THE PROBLEM: Every entry below should be transcribed exactly; pictures stay out of the copy.

(Lines of data)
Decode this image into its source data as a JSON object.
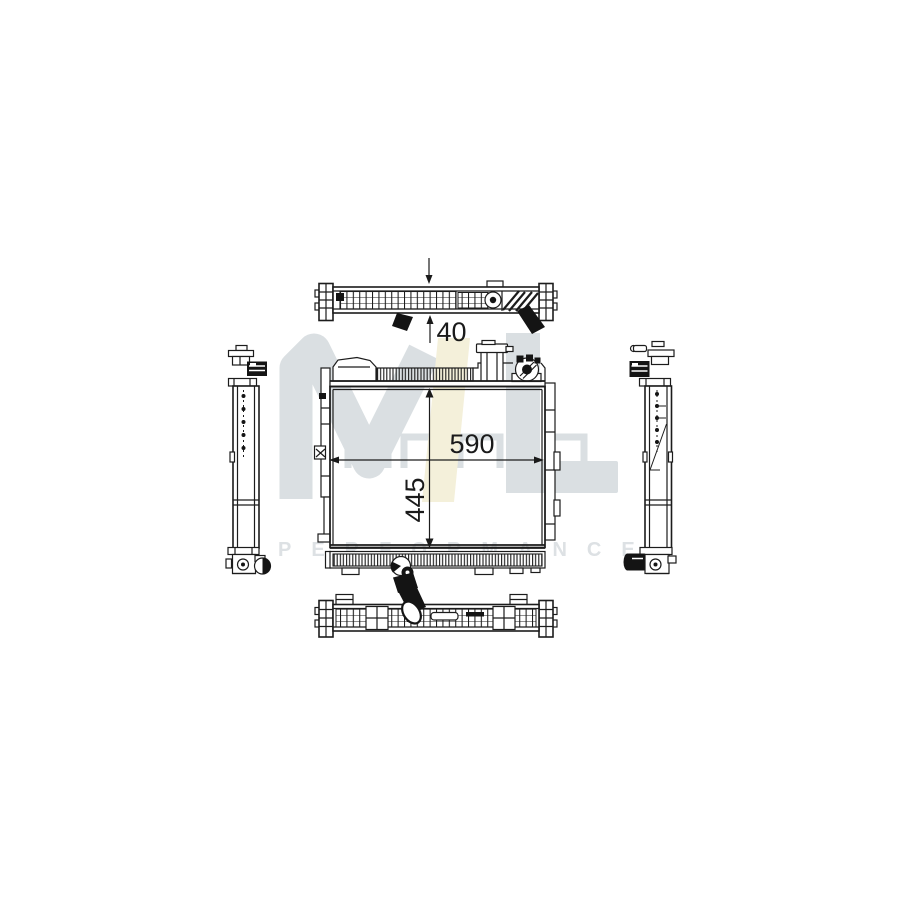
{
  "figure": {
    "background_color": "#ffffff",
    "line_color": "#1c1c1c",
    "description_text": ""
  },
  "dimensions": {
    "depth": {
      "value": "40"
    },
    "width": {
      "value": "590"
    },
    "height": {
      "value": "445"
    }
  },
  "watermark": {
    "monogram": "ML",
    "subtitle": "PERFORMANCE",
    "monogram_gray": "#dadfe2",
    "monogram_yellow": "#f4f0da",
    "subtitle_color": "#dde1e4"
  }
}
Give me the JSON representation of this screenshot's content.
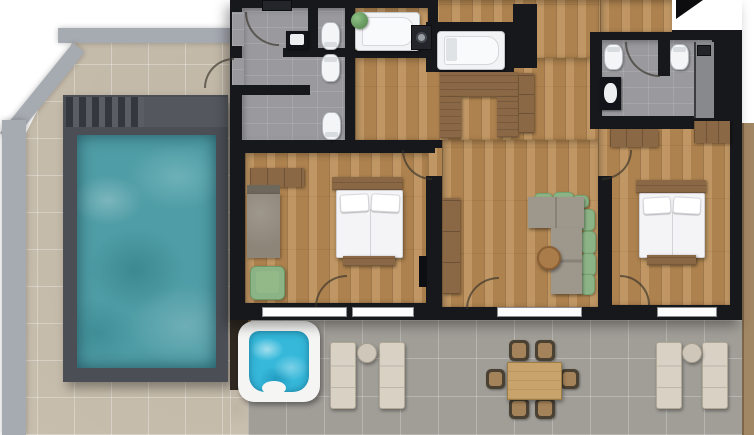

FULL OUTPUT:
Decode this image into its source data as a JSON object.
{
  "figure": {
    "background_color": "#ffffff",
    "line_color": "#1c1c1c",
    "description_text": ""
  },
  "dimensions": {
    "depth": {
      "value": "40"
    },
    "width": {
      "value": "590"
    },
    "height": {
      "value": "445"
    }
  },
  "watermark": {
    "monogram": "ML",
    "subtitle": "PERFORMANCE",
    "monogram_gray": "#dadfe2",
    "monogram_yellow": "#f4f0da",
    "subtitle_color": "#dde1e4"
  }
}
Give me the JSON representation of this screenshot's content.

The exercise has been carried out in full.